#### [What this task involves]
Reproduce the part of the email about tuning writes to Elasticsearch, starting at "Thanks for these" and ending at "written parquet partitions?".

--- Start Text ---

Thanks for these suggestions. Regarding hot nodes, are you referring to the
same as in this article?
https://www.elastic.co/blog/hot-warm-architecture-in-elasticsearch-5-x.
I am also curious where the 10MB heuristic came from, though I have heard a
similar heuristic with respect to the size of a partition. I suspect the
best way to see the size of a partition is simply to write to parquet and
observe the size of the written parquet partitions?

Thanks

On Fri, Feb 11, 2022 at 12:48 PM Lalwani, Jayesh <jlalw...@amazon.com>
wrote:

> You can probably tune writing to elastic search by
>
>    1. Increasing number of partitions so you are writing smaller batches
>    of rows to elastic search
>    2. Using Elastic search’s bulk api
>    3. Scaling up the number of hot nodes on elastic search cluster to
>    support writing in parallel.
>
>
>
> You want to minimize long running tasks. Not just to avoid the “thread
> dump”. Large number of shorter running tasks are better than Small number
> of long running tasks, because you can scale up your processing by throwing
> hardware at it. This is subject to law of diminishing returns; ie; at some
> point making your tasks smaller will start slowing you down. You need to
> find the sweet spot.

--- End Text ---
--- Start Provided information ---

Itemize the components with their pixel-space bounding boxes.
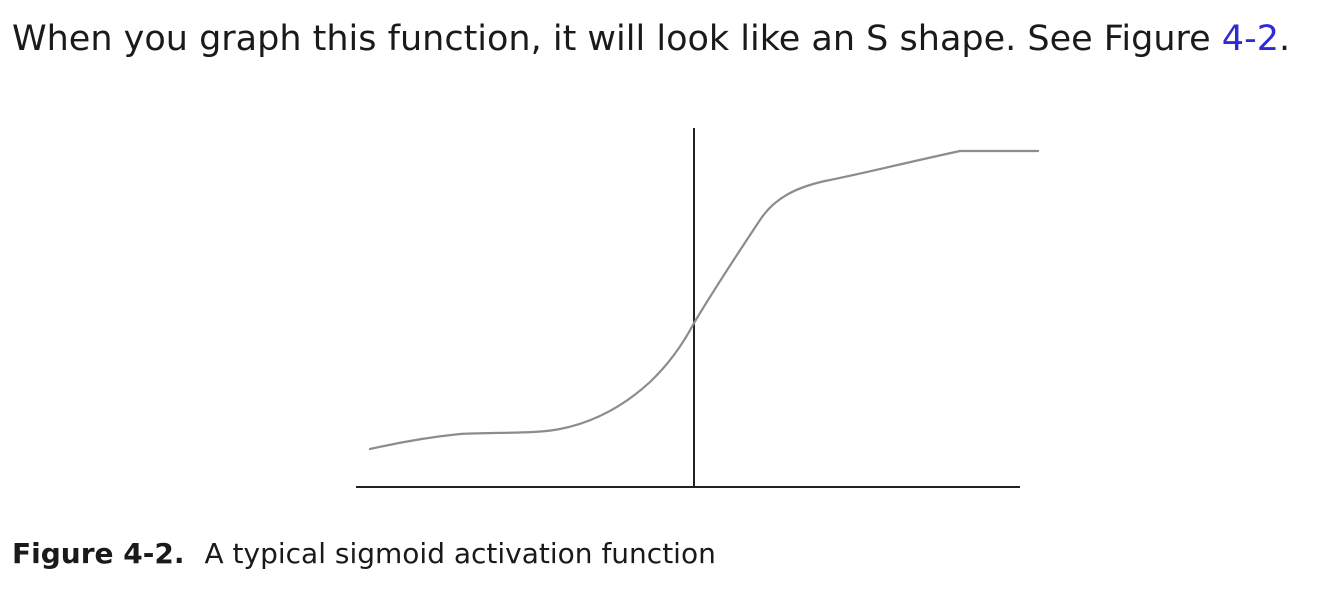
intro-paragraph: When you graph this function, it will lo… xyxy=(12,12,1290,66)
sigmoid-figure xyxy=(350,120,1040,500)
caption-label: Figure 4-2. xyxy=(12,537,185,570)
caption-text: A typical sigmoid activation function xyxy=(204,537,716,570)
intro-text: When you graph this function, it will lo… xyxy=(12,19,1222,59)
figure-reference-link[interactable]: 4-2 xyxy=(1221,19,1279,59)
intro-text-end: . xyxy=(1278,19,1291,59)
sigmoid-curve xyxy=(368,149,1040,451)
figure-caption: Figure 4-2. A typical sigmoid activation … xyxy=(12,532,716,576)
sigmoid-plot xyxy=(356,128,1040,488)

--- End Provided information ---

#### [Output]
Thanks for these suggestions. Regarding hot nodes, are you referring to the
same as in this article?
https://www.elastic.co/blog/hot-warm-architecture-in-elasticsearch-5-x.
I am also curious where the 10MB heuristic came from, though I have heard a
similar heuristic with respect to the size of a partition. I suspect the
best way to see the size of a partition is simply to write to parquet and
observe the size of the written parquet partitions?